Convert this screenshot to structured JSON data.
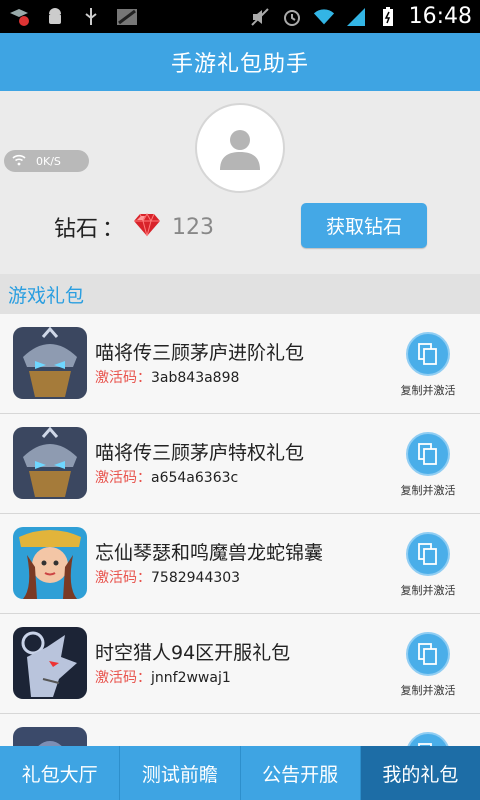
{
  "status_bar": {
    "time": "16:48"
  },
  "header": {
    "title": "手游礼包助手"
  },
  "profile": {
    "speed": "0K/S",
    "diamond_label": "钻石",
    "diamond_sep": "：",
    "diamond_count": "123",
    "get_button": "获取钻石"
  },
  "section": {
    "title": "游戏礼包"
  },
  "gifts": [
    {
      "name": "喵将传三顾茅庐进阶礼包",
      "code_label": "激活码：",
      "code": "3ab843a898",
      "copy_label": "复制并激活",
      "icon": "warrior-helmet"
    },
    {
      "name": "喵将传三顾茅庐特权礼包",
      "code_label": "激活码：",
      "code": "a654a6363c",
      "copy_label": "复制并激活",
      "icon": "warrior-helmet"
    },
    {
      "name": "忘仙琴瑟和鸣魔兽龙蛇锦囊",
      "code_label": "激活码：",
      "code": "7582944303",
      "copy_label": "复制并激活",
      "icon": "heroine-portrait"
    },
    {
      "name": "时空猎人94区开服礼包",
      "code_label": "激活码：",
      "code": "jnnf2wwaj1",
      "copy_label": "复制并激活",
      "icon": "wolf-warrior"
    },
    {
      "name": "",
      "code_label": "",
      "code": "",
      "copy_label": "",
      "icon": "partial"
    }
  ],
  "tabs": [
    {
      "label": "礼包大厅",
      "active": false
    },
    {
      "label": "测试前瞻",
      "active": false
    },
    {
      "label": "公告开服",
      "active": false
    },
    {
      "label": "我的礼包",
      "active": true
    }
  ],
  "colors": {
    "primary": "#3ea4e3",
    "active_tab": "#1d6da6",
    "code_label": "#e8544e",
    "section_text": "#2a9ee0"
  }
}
-------------------------
:: Written request ::
Exclude the pictures and transcribe all of the entries exactly.

:: Exercise answer ::
Convert this screenshot to structured JSON data.
{
  "status_bar": {
    "time": "16:48"
  },
  "header": {
    "title": "手游礼包助手"
  },
  "profile": {
    "speed": "0K/S",
    "diamond_label": "钻石",
    "diamond_sep": "：",
    "diamond_count": "123",
    "get_button": "获取钻石"
  },
  "section": {
    "title": "游戏礼包"
  },
  "gifts": [
    {
      "name": "喵将传三顾茅庐进阶礼包",
      "code_label": "激活码：",
      "code": "3ab843a898",
      "copy_label": "复制并激活",
      "icon": "warrior-helmet"
    },
    {
      "name": "喵将传三顾茅庐特权礼包",
      "code_label": "激活码：",
      "code": "a654a6363c",
      "copy_label": "复制并激活",
      "icon": "warrior-helmet"
    },
    {
      "name": "忘仙琴瑟和鸣魔兽龙蛇锦囊",
      "code_label": "激活码：",
      "code": "7582944303",
      "copy_label": "复制并激活",
      "icon": "heroine-portrait"
    },
    {
      "name": "时空猎人94区开服礼包",
      "code_label": "激活码：",
      "code": "jnnf2wwaj1",
      "copy_label": "复制并激活",
      "icon": "wolf-warrior"
    },
    {
      "name": "",
      "code_label": "",
      "code": "",
      "copy_label": "",
      "icon": "partial"
    }
  ],
  "tabs": [
    {
      "label": "礼包大厅",
      "active": false
    },
    {
      "label": "测试前瞻",
      "active": false
    },
    {
      "label": "公告开服",
      "active": false
    },
    {
      "label": "我的礼包",
      "active": true
    }
  ],
  "colors": {
    "primary": "#3ea4e3",
    "active_tab": "#1d6da6",
    "code_label": "#e8544e",
    "section_text": "#2a9ee0"
  }
}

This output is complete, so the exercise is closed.